_DIRECTION_
From the entries below, gather every line containing the string "tasks".

--- start of INFORMATION SHOWN ---

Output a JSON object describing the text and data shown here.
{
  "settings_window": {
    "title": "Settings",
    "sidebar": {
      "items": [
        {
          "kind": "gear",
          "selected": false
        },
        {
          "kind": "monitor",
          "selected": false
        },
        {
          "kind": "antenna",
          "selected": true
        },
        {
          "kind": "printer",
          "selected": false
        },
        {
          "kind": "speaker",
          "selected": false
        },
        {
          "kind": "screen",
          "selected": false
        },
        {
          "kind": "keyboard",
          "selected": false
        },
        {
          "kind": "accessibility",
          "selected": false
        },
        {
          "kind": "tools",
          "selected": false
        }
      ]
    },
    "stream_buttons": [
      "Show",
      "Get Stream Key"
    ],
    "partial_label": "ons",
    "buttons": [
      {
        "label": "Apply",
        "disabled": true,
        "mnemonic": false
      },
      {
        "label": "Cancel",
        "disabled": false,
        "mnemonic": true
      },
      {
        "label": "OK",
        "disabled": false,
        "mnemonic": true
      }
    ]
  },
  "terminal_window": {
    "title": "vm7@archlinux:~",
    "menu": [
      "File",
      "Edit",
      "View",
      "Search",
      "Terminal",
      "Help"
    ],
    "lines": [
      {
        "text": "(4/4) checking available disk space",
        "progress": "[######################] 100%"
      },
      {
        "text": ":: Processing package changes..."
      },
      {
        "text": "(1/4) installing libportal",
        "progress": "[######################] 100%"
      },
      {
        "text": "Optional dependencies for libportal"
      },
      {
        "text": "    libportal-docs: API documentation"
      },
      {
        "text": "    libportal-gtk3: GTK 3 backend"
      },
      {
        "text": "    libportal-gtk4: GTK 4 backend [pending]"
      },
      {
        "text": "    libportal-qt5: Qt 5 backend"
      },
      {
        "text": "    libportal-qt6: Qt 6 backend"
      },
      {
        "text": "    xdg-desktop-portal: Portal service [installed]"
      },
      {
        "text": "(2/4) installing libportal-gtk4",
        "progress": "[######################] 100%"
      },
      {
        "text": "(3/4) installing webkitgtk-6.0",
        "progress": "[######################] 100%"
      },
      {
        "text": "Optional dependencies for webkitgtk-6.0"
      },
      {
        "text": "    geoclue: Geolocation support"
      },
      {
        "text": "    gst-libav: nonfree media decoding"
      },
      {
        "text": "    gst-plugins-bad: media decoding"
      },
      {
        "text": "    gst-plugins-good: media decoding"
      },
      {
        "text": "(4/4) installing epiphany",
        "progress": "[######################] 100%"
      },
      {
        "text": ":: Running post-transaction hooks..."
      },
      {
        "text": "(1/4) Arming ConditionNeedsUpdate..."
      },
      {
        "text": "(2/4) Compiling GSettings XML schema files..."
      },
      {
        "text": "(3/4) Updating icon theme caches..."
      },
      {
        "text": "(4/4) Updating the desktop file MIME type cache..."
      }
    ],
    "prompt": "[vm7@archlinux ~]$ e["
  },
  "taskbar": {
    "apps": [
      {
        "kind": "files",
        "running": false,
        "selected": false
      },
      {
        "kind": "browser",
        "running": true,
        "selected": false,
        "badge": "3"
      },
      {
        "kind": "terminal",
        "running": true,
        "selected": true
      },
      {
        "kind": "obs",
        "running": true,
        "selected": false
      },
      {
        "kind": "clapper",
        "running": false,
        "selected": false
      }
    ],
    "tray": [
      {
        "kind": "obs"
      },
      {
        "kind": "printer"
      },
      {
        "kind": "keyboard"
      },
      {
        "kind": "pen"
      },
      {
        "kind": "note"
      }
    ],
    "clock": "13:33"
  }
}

--- end of INFORMATION SHOWN ---
--- start of INFORMATION SHOWN ---

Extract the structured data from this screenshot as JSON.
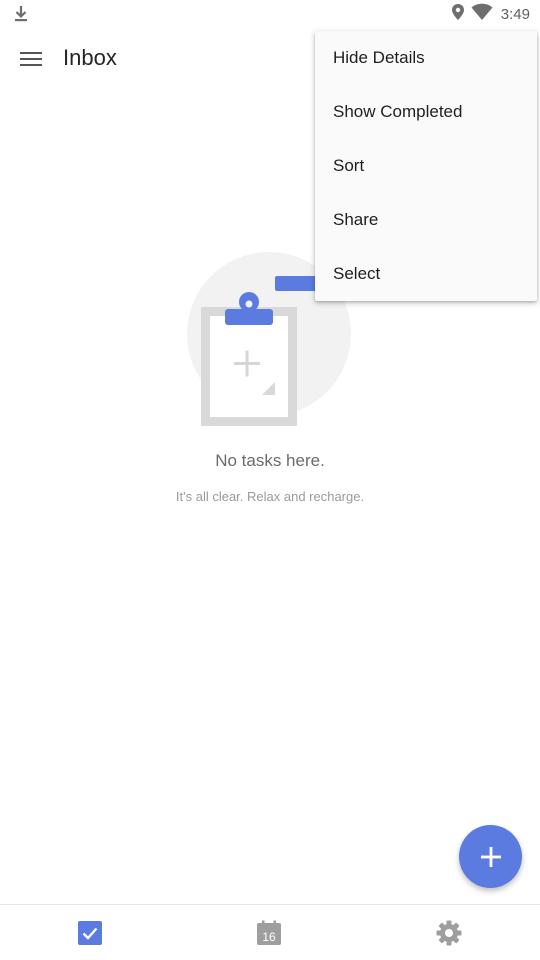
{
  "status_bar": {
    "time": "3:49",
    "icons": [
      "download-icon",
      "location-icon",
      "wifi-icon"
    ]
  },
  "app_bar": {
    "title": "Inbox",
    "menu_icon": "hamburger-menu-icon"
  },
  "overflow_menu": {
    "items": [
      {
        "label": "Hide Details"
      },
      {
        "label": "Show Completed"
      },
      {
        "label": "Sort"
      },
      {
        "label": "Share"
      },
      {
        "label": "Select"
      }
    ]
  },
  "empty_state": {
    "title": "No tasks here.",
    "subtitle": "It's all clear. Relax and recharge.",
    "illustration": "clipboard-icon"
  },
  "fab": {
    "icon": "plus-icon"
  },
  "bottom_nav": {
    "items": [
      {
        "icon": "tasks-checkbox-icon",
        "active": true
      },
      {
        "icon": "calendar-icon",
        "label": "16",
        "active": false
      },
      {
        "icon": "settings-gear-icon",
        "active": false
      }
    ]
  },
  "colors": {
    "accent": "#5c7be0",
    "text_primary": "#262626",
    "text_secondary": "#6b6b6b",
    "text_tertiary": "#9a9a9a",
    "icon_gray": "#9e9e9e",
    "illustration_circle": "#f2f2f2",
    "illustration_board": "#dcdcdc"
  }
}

--- end of INFORMATION SHOWN ---
--- start of INFORMATION SHOWN ---

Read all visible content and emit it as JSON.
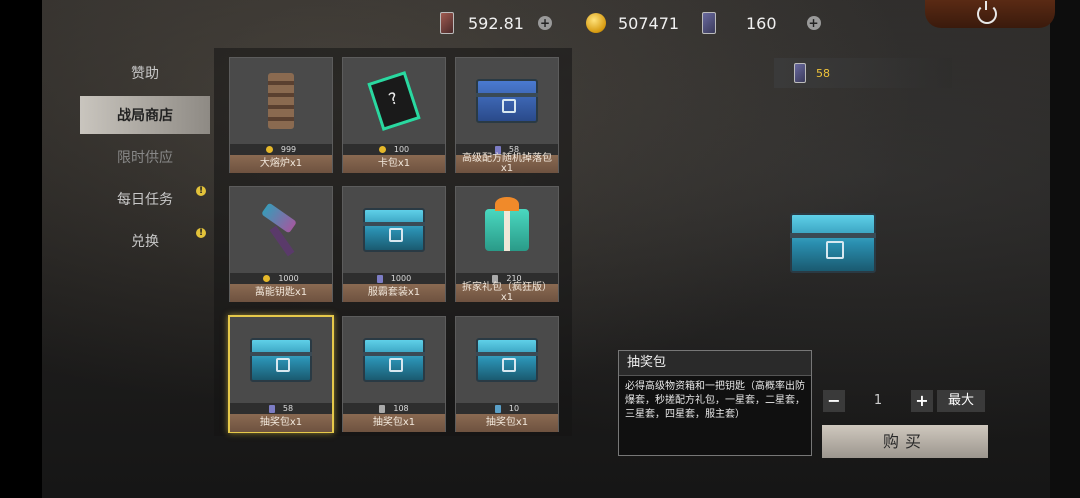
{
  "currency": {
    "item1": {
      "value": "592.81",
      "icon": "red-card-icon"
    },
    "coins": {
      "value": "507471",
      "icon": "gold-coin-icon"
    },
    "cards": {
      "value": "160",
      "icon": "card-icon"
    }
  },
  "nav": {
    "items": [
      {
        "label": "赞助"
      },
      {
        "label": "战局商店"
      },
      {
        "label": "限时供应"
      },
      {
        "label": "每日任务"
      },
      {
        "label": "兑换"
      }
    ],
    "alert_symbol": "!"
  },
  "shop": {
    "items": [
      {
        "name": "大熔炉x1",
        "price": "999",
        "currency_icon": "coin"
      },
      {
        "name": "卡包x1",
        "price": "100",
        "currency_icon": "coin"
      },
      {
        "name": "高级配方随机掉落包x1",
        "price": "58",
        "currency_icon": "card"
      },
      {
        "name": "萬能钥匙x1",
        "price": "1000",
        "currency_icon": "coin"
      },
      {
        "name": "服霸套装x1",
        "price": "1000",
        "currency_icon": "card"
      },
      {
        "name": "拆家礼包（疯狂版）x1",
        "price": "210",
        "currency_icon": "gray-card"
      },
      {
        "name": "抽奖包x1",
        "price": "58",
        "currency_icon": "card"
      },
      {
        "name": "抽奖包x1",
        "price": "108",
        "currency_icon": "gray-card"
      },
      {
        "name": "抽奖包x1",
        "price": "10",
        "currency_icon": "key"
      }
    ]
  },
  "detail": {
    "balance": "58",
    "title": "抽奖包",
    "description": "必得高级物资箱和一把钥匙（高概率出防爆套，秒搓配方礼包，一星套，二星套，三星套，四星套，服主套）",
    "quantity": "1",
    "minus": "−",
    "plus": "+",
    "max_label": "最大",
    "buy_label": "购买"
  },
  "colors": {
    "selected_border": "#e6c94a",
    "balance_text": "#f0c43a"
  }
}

--- end of INFORMATION SHOWN ---

_IN RESPONSE_
    "title": "No tasks here.",
        "icon": "tasks-checkbox-icon",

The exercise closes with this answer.